* The exercise: Will you quote all of the entries, word for word?

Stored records
## Begin
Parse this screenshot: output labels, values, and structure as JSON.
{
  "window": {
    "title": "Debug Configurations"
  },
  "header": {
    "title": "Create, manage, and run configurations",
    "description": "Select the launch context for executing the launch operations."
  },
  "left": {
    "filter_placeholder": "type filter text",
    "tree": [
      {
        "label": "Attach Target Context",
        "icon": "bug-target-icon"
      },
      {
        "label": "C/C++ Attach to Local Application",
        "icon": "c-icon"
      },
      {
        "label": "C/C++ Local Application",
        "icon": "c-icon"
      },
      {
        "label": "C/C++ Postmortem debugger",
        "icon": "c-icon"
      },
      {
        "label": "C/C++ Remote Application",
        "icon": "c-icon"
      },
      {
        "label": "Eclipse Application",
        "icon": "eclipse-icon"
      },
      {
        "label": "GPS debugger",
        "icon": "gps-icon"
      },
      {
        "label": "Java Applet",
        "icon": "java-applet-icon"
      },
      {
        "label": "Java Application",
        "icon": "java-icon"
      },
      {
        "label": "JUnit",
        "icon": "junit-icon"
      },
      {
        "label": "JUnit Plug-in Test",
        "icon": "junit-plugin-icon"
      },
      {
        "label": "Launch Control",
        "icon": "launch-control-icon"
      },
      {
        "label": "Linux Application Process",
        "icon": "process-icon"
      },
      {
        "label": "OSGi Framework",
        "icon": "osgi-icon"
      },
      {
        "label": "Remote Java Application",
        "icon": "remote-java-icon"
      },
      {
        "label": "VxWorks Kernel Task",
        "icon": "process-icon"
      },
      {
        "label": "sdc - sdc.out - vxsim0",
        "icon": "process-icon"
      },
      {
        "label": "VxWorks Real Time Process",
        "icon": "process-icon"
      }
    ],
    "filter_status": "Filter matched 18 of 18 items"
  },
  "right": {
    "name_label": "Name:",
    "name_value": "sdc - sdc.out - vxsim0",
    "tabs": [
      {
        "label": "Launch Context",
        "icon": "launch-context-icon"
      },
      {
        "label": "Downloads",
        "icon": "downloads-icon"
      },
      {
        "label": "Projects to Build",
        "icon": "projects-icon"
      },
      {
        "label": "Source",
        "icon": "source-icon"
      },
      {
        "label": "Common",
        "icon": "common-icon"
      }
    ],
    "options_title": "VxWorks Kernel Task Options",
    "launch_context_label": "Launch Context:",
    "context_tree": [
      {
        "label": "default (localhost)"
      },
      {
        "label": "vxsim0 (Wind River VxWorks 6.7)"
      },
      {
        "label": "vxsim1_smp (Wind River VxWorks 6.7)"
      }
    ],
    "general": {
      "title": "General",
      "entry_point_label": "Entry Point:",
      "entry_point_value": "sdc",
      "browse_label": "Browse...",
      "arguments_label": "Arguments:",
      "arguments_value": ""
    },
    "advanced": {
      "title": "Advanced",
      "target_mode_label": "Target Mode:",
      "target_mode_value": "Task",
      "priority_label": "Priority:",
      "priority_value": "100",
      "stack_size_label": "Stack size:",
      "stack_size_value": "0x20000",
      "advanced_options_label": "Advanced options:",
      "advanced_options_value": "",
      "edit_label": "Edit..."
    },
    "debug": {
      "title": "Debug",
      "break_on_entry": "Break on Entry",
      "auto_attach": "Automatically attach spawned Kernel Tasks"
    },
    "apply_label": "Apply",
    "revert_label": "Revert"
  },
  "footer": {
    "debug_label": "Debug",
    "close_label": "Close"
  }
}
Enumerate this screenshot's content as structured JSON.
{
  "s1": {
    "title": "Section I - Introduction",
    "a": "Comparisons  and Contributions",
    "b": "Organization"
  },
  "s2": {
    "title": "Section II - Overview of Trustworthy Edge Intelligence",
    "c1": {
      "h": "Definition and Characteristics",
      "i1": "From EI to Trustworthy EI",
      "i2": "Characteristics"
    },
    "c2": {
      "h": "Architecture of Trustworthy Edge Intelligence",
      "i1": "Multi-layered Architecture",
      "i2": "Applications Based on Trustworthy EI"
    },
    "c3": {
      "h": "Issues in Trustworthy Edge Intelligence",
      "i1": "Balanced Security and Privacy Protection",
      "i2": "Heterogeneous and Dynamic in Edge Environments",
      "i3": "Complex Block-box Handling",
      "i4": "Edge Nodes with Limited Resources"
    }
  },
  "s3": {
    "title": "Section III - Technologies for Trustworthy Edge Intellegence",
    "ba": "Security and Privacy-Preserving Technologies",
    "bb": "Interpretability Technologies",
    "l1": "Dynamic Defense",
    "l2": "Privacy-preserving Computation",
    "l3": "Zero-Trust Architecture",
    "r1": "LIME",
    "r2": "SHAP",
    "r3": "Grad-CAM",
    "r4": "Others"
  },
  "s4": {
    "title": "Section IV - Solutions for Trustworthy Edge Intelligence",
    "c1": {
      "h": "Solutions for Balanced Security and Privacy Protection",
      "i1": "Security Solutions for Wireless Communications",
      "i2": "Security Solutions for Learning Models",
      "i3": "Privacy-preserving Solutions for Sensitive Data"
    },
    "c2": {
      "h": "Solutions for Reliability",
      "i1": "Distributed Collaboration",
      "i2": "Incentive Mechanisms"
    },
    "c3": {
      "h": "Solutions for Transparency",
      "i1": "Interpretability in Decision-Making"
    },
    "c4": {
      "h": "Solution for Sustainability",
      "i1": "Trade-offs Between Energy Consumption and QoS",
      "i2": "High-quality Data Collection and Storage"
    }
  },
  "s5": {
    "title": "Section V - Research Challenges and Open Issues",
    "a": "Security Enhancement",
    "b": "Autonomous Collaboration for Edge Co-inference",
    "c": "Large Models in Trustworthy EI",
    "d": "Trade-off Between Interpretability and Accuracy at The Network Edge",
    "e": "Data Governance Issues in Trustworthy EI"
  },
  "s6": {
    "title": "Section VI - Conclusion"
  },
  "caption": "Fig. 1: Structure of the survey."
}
## End
* The result:
Parse this screenshot: output labels, values, and structure as JSON.
{
  "window": {
    "title": "Debug Configurations"
  },
  "header": {
    "title": "Create, manage, and run configurations",
    "description": "Select the launch context for executing the launch operations."
  },
  "left": {
    "filter_placeholder": "type filter text",
    "tree": [
      {
        "label": "Attach Target Context",
        "icon": "bug-target-icon"
      },
      {
        "label": "C/C++ Attach to Local Application",
        "icon": "c-icon"
      },
      {
        "label": "C/C++ Local Application",
        "icon": "c-icon"
      },
      {
        "label": "C/C++ Postmortem debugger",
        "icon": "c-icon"
      },
      {
        "label": "C/C++ Remote Application",
        "icon": "c-icon"
      },
      {
        "label": "Eclipse Application",
        "icon": "eclipse-icon"
      },
      {
        "label": "GPS debugger",
        "icon": "gps-icon"
      },
      {
        "label": "Java Applet",
        "icon": "java-applet-icon"
      },
      {
        "label": "Java Application",
        "icon": "java-icon"
      },
      {
        "label": "JUnit",
        "icon": "junit-icon"
      },
      {
        "label": "JUnit Plug-in Test",
        "icon": "junit-plugin-icon"
      },
      {
        "label": "Launch Control",
        "icon": "launch-control-icon"
      },
      {
        "label": "Linux Application Process",
        "icon": "process-icon"
      },
      {
        "label": "OSGi Framework",
        "icon": "osgi-icon"
      },
      {
        "label": "Remote Java Application",
        "icon": "remote-java-icon"
      },
      {
        "label": "VxWorks Kernel Task",
        "icon": "process-icon"
      },
      {
        "label": "sdc - sdc.out - vxsim0",
        "icon": "process-icon"
      },
      {
        "label": "VxWorks Real Time Process",
        "icon": "process-icon"
      }
    ],
    "filter_status": "Filter matched 18 of 18 items"
  },
  "right": {
    "name_label": "Name:",
    "name_value": "sdc - sdc.out - vxsim0",
    "tabs": [
      {
        "label": "Launch Context",
        "icon": "launch-context-icon"
      },
      {
        "label": "Downloads",
        "icon": "downloads-icon"
      },
      {
        "label": "Projects to Build",
        "icon": "projects-icon"
      },
      {
        "label": "Source",
        "icon": "source-icon"
      },
      {
        "label": "Common",
        "icon": "common-icon"
      }
    ],
    "options_title": "VxWorks Kernel Task Options",
    "launch_context_label": "Launch Context:",
    "context_tree": [
      {
        "label": "default (localhost)"
      },
      {
        "label": "vxsim0 (Wind River VxWorks 6.7)"
      },
      {
        "label": "vxsim1_smp (Wind River VxWorks 6.7)"
      }
    ],
    "general": {
      "title": "General",
      "entry_point_label": "Entry Point:",
      "entry_point_value": "sdc",
      "browse_label": "Browse...",
      "arguments_label": "Arguments:",
      "arguments_value": ""
    },
    "advanced": {
      "title": "Advanced",
      "target_mode_label": "Target Mode:",
      "target_mode_value": "Task",
      "priority_label": "Priority:",
      "priority_value": "100",
      "stack_size_label": "Stack size:",
      "stack_size_value": "0x20000",
      "advanced_options_label": "Advanced options:",
      "advanced_options_value": "",
      "edit_label": "Edit..."
    },
    "debug": {
      "title": "Debug",
      "break_on_entry": "Break on Entry",
      "auto_attach": "Automatically attach spawned Kernel Tasks"
    },
    "apply_label": "Apply",
    "revert_label": "Revert"
  },
  "footer": {
    "debug_label": "Debug",
    "close_label": "Close"
  }
}
Enumerate this screenshot's content as structured JSON.
{
  "s1": {
    "title": "Section I - Introduction",
    "a": "Comparisons  and Contributions",
    "b": "Organization"
  },
  "s2": {
    "title": "Section II - Overview of Trustworthy Edge Intelligence",
    "c1": {
      "h": "Definition and Characteristics",
      "i1": "From EI to Trustworthy EI",
      "i2": "Characteristics"
    },
    "c2": {
      "h": "Architecture of Trustworthy Edge Intelligence",
      "i1": "Multi-layered Architecture",
      "i2": "Applications Based on Trustworthy EI"
    },
    "c3": {
      "h": "Issues in Trustworthy Edge Intelligence",
      "i1": "Balanced Security and Privacy Protection",
      "i2": "Heterogeneous and Dynamic in Edge Environments",
      "i3": "Complex Block-box Handling",
      "i4": "Edge Nodes with Limited Resources"
    }
  },
  "s3": {
    "title": "Section III - Technologies for Trustworthy Edge Intellegence",
    "ba": "Security and Privacy-Preserving Technologies",
    "bb": "Interpretability Technologies",
    "l1": "Dynamic Defense",
    "l2": "Privacy-preserving Computation",
    "l3": "Zero-Trust Architecture",
    "r1": "LIME",
    "r2": "SHAP",
    "r3": "Grad-CAM",
    "r4": "Others"
  },
  "s4": {
    "title": "Section IV - Solutions for Trustworthy Edge Intelligence",
    "c1": {
      "h": "Solutions for Balanced Security and Privacy Protection",
      "i1": "Security Solutions for Wireless Communications",
      "i2": "Security Solutions for Learning Models",
      "i3": "Privacy-preserving Solutions for Sensitive Data"
    },
    "c2": {
      "h": "Solutions for Reliability",
      "i1": "Distributed Collaboration",
      "i2": "Incentive Mechanisms"
    },
    "c3": {
      "h": "Solutions for Transparency",
      "i1": "Interpretability in Decision-Making"
    },
    "c4": {
      "h": "Solution for Sustainability",
      "i1": "Trade-offs Between Energy Consumption and QoS",
      "i2": "High-quality Data Collection and Storage"
    }
  },
  "s5": {
    "title": "Section V - Research Challenges and Open Issues",
    "a": "Security Enhancement",
    "b": "Autonomous Collaboration for Edge Co-inference",
    "c": "Large Models in Trustworthy EI",
    "d": "Trade-off Between Interpretability and Accuracy at The Network Edge",
    "e": "Data Governance Issues in Trustworthy EI"
  },
  "s6": {
    "title": "Section VI - Conclusion"
  },
  "caption": "Fig. 1: Structure of the survey."
}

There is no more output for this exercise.